== Records provided

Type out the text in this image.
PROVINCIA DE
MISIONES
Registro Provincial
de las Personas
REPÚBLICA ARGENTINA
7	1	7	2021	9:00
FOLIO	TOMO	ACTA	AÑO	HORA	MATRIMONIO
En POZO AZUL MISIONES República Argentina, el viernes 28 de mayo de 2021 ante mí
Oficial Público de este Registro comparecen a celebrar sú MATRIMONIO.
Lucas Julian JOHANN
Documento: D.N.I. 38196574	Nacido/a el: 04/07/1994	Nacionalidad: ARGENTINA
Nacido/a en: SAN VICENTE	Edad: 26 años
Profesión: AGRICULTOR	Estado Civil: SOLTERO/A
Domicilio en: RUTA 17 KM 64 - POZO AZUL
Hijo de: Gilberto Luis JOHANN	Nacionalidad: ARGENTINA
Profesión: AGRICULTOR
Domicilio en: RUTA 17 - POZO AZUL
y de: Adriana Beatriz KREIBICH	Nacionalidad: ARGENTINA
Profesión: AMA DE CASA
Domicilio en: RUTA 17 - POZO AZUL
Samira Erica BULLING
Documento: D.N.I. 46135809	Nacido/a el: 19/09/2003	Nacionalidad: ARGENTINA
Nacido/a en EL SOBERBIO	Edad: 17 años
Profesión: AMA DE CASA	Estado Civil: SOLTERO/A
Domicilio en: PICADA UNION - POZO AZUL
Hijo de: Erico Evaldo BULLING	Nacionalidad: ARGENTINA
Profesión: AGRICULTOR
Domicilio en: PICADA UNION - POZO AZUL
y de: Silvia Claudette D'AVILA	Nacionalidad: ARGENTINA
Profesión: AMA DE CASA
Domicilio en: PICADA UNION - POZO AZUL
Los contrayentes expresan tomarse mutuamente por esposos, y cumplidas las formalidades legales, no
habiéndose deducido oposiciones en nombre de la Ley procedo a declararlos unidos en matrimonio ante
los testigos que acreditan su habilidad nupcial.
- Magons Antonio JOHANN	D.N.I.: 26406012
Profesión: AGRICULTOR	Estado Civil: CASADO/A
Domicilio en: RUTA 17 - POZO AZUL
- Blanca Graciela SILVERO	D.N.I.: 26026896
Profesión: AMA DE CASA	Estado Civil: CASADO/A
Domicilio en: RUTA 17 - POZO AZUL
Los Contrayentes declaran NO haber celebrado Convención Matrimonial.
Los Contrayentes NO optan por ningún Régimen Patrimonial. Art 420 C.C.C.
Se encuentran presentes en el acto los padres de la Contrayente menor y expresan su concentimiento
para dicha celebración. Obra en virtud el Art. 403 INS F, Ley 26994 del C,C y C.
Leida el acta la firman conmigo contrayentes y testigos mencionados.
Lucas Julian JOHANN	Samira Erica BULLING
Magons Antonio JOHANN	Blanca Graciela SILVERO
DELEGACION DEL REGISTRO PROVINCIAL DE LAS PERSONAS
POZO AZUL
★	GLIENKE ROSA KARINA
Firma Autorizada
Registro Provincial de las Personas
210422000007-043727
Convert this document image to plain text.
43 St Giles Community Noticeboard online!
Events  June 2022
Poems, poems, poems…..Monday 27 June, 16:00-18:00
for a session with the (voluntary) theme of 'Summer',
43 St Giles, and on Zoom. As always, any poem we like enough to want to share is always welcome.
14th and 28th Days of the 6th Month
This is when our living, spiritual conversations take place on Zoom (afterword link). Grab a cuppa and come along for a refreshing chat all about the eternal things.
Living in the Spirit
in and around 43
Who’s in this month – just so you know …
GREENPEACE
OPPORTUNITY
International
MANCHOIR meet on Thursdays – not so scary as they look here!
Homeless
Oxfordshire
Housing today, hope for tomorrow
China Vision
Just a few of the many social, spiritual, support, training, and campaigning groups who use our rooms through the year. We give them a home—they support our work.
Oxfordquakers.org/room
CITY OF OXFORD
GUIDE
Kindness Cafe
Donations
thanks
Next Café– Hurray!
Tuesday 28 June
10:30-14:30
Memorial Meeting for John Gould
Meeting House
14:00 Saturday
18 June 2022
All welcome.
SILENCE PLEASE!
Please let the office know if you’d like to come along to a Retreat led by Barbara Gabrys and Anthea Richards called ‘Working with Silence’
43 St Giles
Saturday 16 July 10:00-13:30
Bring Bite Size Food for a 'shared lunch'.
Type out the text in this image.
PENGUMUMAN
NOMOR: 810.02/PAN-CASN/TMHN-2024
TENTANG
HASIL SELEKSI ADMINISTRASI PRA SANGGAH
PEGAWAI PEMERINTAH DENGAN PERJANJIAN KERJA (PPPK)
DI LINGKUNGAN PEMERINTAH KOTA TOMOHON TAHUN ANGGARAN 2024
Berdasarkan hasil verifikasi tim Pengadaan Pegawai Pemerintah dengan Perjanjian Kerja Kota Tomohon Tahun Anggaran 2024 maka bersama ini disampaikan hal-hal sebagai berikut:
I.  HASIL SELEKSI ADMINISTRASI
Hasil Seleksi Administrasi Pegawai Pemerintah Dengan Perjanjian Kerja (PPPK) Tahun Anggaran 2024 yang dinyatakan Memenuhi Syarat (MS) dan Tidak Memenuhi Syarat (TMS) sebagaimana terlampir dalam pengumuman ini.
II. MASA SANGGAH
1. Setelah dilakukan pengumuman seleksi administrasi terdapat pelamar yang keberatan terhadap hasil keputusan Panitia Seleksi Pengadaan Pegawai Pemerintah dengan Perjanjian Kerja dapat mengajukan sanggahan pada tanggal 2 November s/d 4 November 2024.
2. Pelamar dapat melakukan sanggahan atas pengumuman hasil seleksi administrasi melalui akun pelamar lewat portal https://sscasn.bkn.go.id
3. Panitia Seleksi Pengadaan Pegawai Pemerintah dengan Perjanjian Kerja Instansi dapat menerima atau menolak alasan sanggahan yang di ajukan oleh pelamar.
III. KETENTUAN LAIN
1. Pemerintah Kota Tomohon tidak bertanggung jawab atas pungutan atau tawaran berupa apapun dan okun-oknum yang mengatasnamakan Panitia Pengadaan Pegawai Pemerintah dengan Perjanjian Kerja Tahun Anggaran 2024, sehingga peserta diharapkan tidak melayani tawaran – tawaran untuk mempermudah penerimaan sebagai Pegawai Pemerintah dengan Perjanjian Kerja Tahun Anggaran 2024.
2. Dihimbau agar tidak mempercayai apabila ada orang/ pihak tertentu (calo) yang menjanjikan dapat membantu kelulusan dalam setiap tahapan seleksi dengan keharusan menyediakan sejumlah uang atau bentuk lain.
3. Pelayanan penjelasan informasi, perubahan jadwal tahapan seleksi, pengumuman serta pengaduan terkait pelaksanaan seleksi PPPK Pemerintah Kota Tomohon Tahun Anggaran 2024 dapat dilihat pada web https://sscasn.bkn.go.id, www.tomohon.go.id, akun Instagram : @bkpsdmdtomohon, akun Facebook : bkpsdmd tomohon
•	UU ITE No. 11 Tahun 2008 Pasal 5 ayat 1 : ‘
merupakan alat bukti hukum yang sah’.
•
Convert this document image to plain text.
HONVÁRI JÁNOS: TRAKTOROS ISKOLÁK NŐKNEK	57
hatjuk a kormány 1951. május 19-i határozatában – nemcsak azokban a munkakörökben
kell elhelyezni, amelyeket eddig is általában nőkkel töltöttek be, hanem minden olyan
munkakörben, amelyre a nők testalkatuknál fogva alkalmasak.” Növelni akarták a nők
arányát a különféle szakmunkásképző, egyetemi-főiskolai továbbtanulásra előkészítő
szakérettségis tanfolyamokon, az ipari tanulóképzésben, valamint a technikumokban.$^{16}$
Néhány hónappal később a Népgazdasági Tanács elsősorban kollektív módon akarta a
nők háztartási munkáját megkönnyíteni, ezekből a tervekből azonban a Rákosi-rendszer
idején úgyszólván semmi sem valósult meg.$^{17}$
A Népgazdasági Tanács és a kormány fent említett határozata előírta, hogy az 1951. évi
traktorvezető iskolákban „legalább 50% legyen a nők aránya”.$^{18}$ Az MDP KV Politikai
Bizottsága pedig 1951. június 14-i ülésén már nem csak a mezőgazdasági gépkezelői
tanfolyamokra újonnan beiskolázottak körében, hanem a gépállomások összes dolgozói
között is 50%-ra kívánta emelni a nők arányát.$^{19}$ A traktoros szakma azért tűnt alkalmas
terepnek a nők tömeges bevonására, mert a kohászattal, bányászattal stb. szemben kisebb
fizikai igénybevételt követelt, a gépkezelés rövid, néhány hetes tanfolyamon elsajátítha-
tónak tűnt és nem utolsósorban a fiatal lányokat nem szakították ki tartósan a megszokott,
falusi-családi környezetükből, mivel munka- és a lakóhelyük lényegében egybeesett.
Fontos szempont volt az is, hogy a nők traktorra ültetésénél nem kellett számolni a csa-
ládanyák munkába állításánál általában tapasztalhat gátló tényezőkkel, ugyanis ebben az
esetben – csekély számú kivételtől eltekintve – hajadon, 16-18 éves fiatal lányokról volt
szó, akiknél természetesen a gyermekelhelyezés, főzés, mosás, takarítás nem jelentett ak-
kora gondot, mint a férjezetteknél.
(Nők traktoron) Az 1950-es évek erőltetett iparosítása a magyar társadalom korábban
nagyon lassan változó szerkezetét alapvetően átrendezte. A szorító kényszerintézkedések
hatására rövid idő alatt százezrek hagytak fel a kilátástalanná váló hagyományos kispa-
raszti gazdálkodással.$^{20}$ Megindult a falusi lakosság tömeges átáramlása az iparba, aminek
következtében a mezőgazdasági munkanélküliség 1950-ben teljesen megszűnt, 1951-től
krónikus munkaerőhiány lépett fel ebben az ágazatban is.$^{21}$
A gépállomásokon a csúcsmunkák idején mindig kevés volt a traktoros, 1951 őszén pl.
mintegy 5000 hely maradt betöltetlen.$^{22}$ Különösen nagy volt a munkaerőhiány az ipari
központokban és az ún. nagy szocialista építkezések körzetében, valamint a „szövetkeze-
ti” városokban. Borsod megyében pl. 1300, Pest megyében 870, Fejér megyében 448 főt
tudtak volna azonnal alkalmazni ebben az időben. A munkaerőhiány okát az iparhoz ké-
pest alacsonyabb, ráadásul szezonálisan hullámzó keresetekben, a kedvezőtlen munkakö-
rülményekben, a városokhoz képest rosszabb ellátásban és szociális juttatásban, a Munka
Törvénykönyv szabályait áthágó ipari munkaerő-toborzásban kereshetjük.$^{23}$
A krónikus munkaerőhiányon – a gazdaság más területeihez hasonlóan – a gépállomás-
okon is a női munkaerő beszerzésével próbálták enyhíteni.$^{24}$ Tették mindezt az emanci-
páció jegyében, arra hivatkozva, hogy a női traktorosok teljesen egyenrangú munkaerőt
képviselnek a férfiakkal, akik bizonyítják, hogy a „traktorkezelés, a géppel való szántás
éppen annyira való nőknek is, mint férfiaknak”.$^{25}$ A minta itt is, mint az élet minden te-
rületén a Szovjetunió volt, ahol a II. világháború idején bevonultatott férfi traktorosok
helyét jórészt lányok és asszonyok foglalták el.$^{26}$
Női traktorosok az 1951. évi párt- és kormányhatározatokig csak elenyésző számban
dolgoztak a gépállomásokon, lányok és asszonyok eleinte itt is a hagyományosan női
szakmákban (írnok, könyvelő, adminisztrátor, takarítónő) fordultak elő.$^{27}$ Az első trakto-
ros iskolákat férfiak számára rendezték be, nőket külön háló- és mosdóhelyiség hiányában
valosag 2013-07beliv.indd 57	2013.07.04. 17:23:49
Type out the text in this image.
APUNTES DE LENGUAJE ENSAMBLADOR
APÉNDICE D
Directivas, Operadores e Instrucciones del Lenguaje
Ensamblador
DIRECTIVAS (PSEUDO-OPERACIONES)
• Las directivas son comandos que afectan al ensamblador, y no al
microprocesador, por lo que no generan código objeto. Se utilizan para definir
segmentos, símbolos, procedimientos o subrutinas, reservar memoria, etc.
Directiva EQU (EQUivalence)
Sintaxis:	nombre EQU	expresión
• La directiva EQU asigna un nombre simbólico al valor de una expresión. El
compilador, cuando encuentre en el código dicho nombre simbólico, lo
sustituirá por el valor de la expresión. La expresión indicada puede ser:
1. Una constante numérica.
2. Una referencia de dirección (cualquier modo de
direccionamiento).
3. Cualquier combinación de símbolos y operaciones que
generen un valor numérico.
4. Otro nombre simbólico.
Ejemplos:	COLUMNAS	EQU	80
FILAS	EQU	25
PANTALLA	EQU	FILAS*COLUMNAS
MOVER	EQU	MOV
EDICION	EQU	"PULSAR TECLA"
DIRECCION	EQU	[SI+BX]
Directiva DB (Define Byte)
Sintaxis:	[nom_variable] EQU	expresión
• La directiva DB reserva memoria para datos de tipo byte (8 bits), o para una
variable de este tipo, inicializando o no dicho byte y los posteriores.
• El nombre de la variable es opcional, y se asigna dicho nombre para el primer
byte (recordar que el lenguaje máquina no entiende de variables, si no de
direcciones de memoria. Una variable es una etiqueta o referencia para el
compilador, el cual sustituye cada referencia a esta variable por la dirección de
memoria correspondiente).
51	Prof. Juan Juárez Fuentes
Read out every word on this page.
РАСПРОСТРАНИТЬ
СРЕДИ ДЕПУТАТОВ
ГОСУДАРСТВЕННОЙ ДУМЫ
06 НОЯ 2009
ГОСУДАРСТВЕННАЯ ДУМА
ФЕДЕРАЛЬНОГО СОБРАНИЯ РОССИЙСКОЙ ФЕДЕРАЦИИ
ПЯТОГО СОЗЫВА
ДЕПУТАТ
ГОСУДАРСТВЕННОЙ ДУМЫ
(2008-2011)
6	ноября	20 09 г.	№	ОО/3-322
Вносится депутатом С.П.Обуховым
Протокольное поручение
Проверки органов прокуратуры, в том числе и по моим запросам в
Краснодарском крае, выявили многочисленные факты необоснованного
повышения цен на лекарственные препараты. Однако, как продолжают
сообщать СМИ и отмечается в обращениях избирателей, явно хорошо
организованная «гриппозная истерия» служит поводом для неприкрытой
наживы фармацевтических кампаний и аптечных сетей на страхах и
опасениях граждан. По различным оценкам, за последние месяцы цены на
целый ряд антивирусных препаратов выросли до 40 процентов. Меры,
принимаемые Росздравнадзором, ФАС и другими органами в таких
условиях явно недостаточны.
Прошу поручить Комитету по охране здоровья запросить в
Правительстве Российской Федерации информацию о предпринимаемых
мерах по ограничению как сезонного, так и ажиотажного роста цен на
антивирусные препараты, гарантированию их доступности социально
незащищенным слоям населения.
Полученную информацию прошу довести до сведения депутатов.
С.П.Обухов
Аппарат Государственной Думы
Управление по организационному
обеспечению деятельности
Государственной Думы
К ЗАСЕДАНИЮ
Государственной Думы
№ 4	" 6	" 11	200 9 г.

====

Find each line that has the word "pelamar", then copy it out.

1. Setelah dilakukan pengumuman seleksi administrasi terdapat pelamar yang keberatan terhadap hasil keputusan Panitia Seleksi Pengadaan Pegawai Pemerintah dengan Perjanjian Kerja dapat mengajukan sanggahan pada tanggal 2 November s/d 4 November 2024.
2. Pelamar dapat melakukan sanggahan atas pengumuman hasil seleksi administrasi melalui akun pelamar lewat portal https://sscasn.bkn.go.id
3. Panitia Seleksi Pengadaan Pegawai Pemerintah dengan Perjanjian Kerja Instansi dapat menerima atau menolak alasan sanggahan yang di ajukan oleh pelamar.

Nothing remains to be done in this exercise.